— Start of SUPPLIED RECORDS —

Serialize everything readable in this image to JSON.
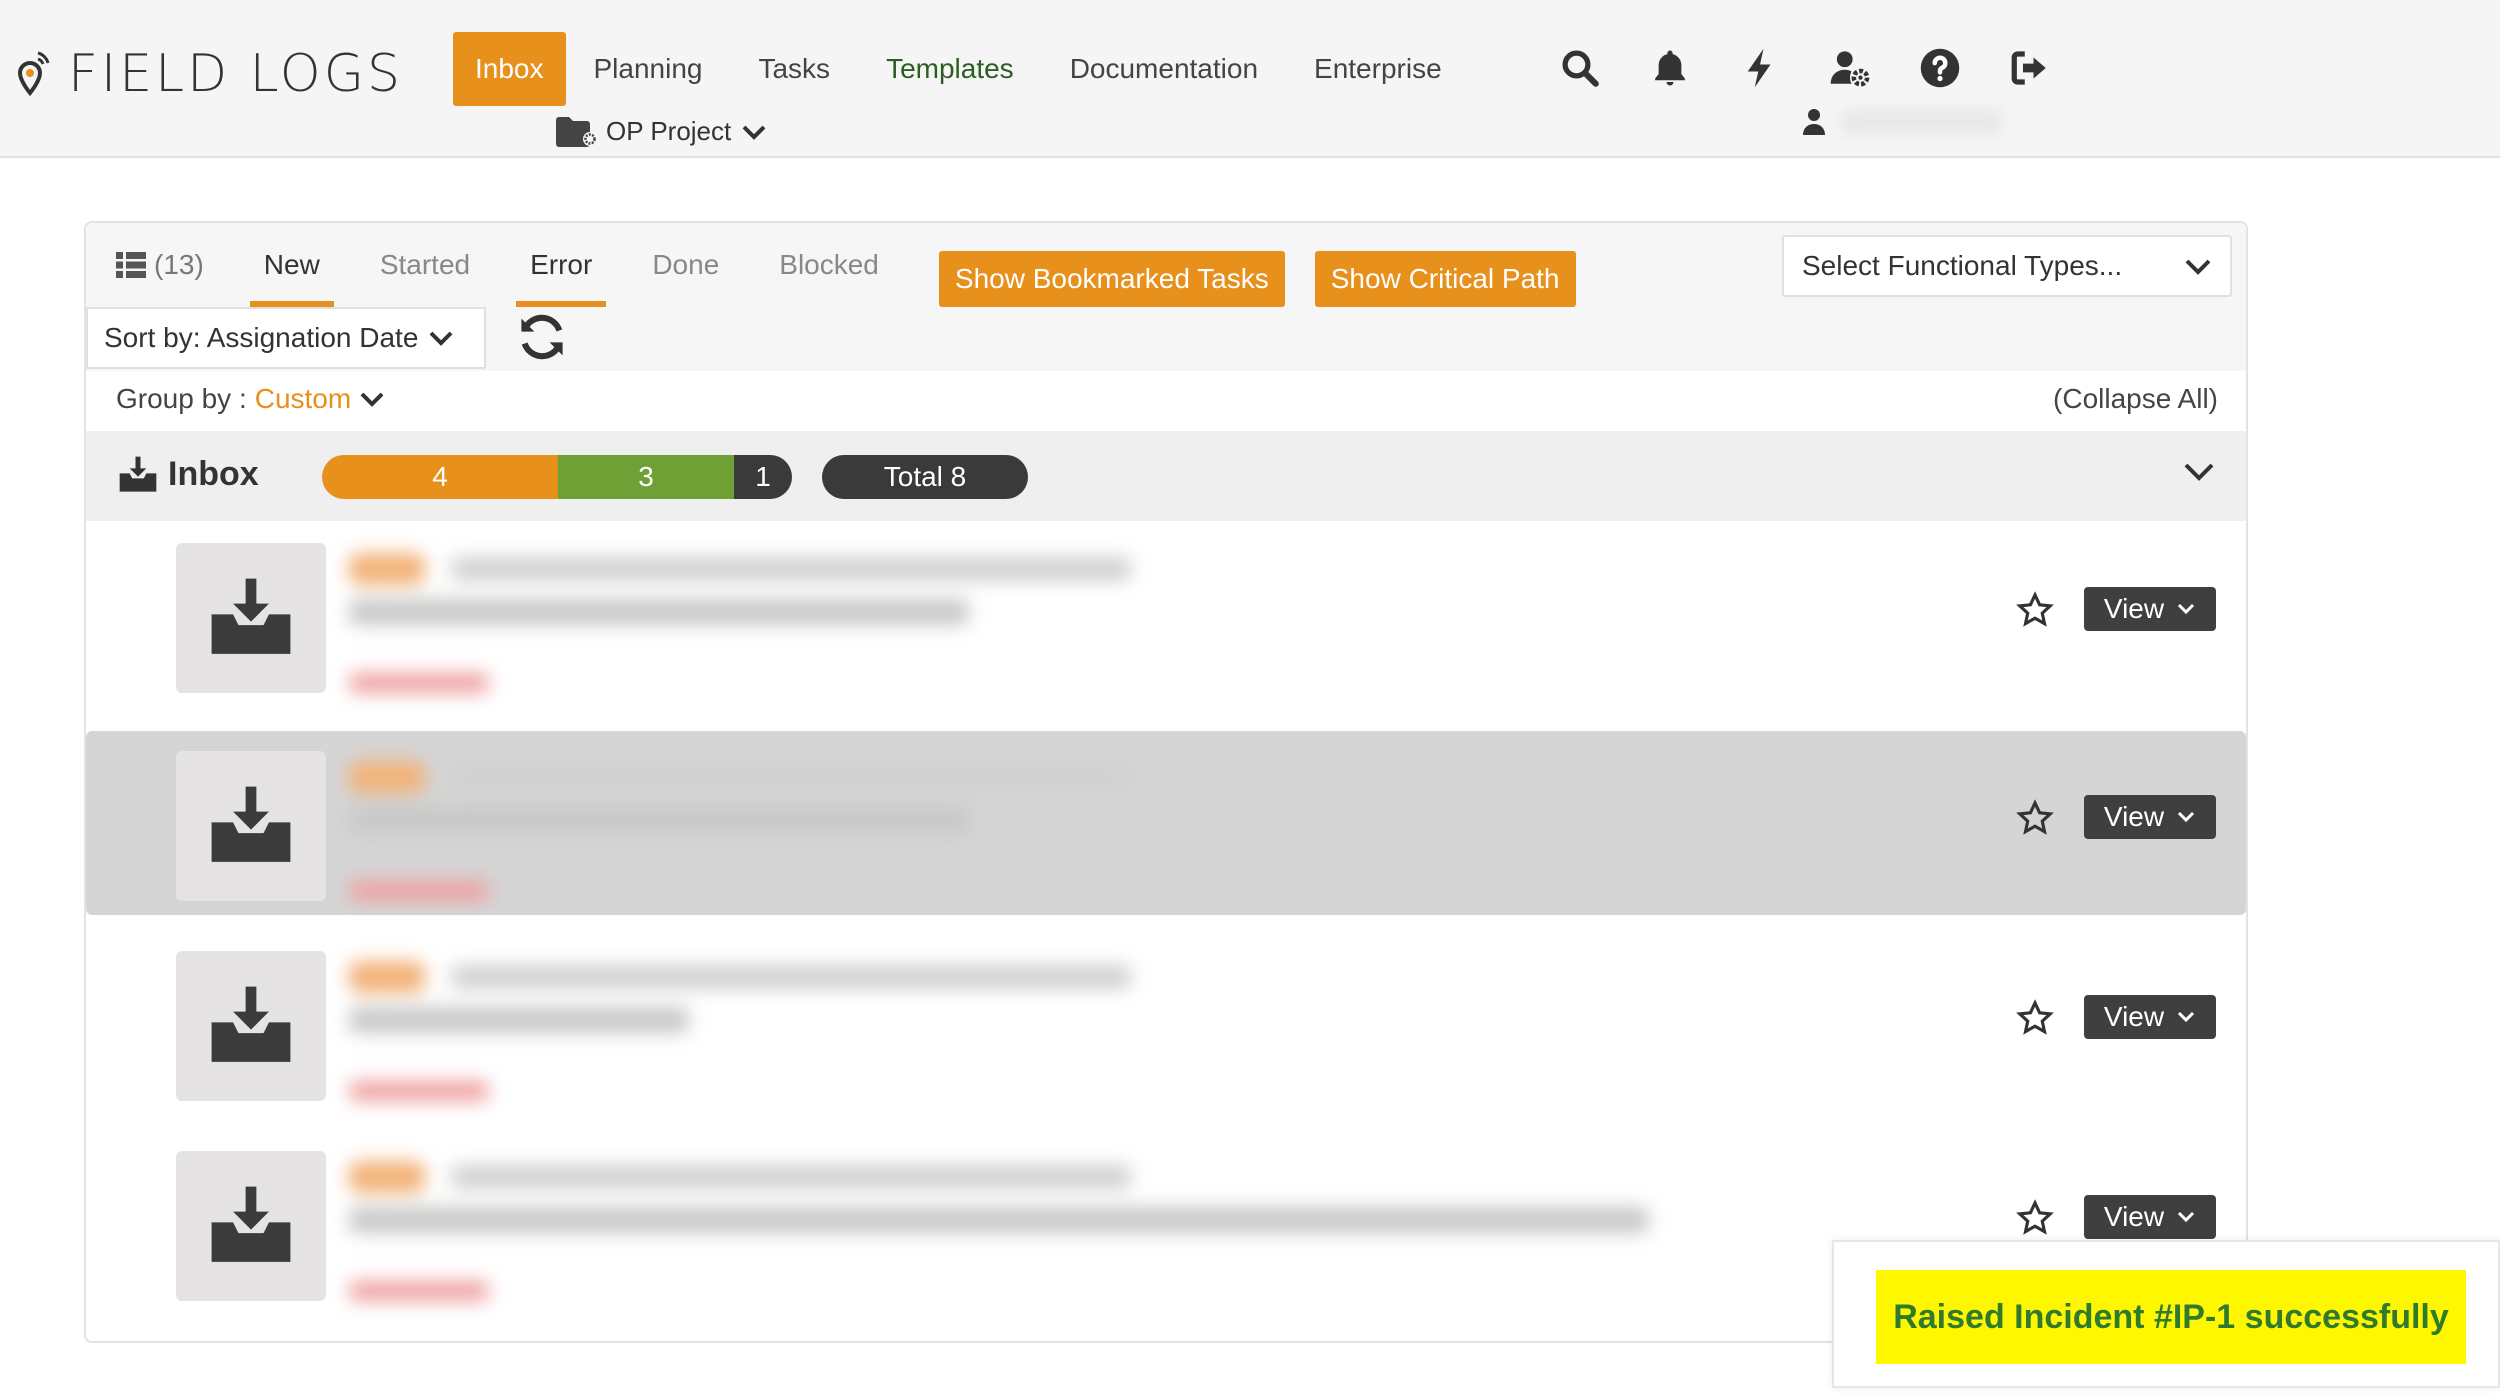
{
  "app": {
    "name": "FIELD LOGS"
  },
  "nav": {
    "items": [
      {
        "label": "Inbox",
        "active": true
      },
      {
        "label": "Planning"
      },
      {
        "label": "Tasks"
      },
      {
        "label": "Templates"
      },
      {
        "label": "Documentation"
      },
      {
        "label": "Enterprise"
      }
    ],
    "icons": [
      "search-icon",
      "bell-icon",
      "bolt-icon",
      "user-settings-icon",
      "help-icon",
      "logout-icon"
    ],
    "project": "OP Project"
  },
  "filters": {
    "count": "(13)",
    "tabs": [
      "New",
      "Started",
      "Error",
      "Done",
      "Blocked"
    ],
    "show_bookmarked": "Show Bookmarked Tasks",
    "show_critical": "Show Critical Path",
    "functional_types_placeholder": "Select Functional Types...",
    "sort_by": "Sort by: Assignation Date",
    "group_by_label": "Group by :",
    "group_by_value": "Custom",
    "collapse_all": "(Collapse All)"
  },
  "group": {
    "title": "Inbox",
    "segments": [
      {
        "value": "4",
        "color": "#e8901c"
      },
      {
        "value": "3",
        "color": "#6fa035"
      },
      {
        "value": "1",
        "color": "#3a3a3a"
      }
    ],
    "total": "Total 8"
  },
  "tasks": [
    {
      "view_label": "View"
    },
    {
      "view_label": "View"
    },
    {
      "view_label": "View"
    },
    {
      "view_label": "View"
    }
  ],
  "toast": {
    "message": "Raised Incident #IP-1 successfully"
  },
  "colors": {
    "accent": "#e8901c",
    "green": "#6fa035",
    "dark": "#3a3a3a",
    "toast_bg": "#fff700",
    "toast_text": "#2e7a2e"
  }
}
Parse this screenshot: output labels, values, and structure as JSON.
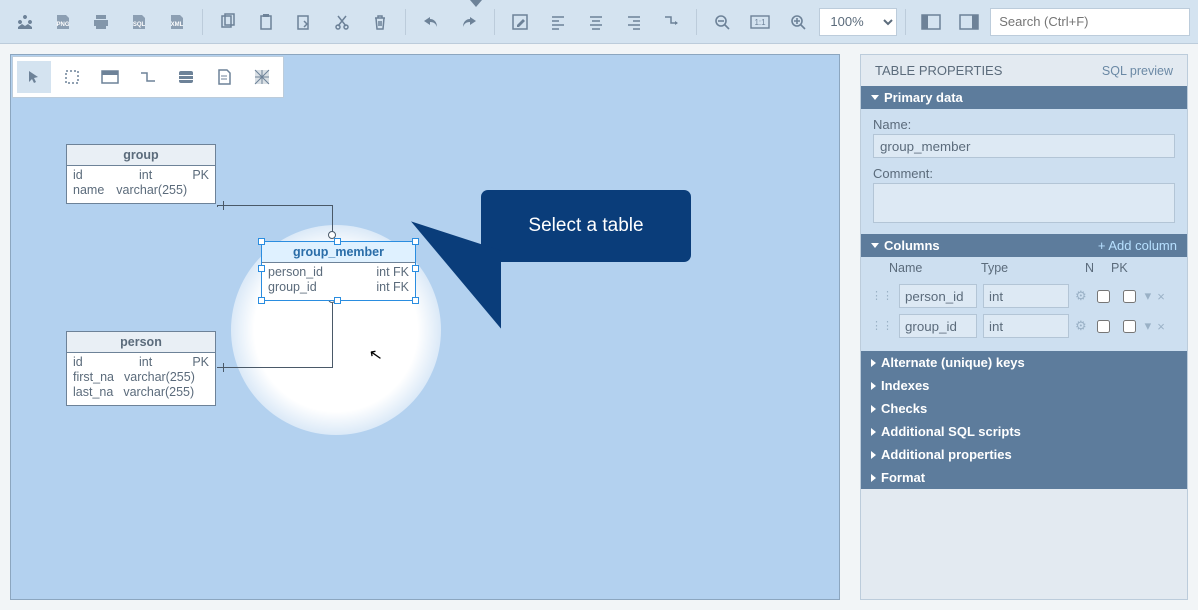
{
  "toolbar": {
    "zoom_value": "100%",
    "search_placeholder": "Search (Ctrl+F)"
  },
  "callout": {
    "text": "Select a table"
  },
  "erd": {
    "group": {
      "title": "group",
      "c1_name": "id",
      "c1_type": "int",
      "c1_key": "PK",
      "c2_name": "name",
      "c2_type": "varchar(255)",
      "c2_key": ""
    },
    "group_member": {
      "title": "group_member",
      "c1_name": "person_id",
      "c1_type": "int FK",
      "c2_name": "group_id",
      "c2_type": "int FK"
    },
    "person": {
      "title": "person",
      "c1_name": "id",
      "c1_type": "int",
      "c1_key": "PK",
      "c2_name": "first_na",
      "c2_type": "varchar(255)",
      "c2_key": "",
      "c3_name": "last_na",
      "c3_type": "varchar(255)",
      "c3_key": ""
    }
  },
  "side": {
    "title": "TABLE PROPERTIES",
    "sql_preview": "SQL preview",
    "primary_data": {
      "header": "Primary data",
      "name_label": "Name:",
      "name_value": "group_member",
      "comment_label": "Comment:",
      "comment_value": ""
    },
    "columns": {
      "header": "Columns",
      "add_link": "+ Add column",
      "head_name": "Name",
      "head_type": "Type",
      "head_n": "N",
      "head_pk": "PK",
      "rows": [
        {
          "name": "person_id",
          "type": "int"
        },
        {
          "name": "group_id",
          "type": "int"
        }
      ]
    },
    "sections": {
      "alt_keys": "Alternate (unique) keys",
      "indexes": "Indexes",
      "checks": "Checks",
      "sql_scripts": "Additional SQL scripts",
      "add_props": "Additional properties",
      "format": "Format"
    }
  }
}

— End of SUPPLIED RECORDS —

* TASK GOAL *
Say how many lines contain "Additional", and give nothing but that number.

* OUTPUT OF THE EXERCISE *
2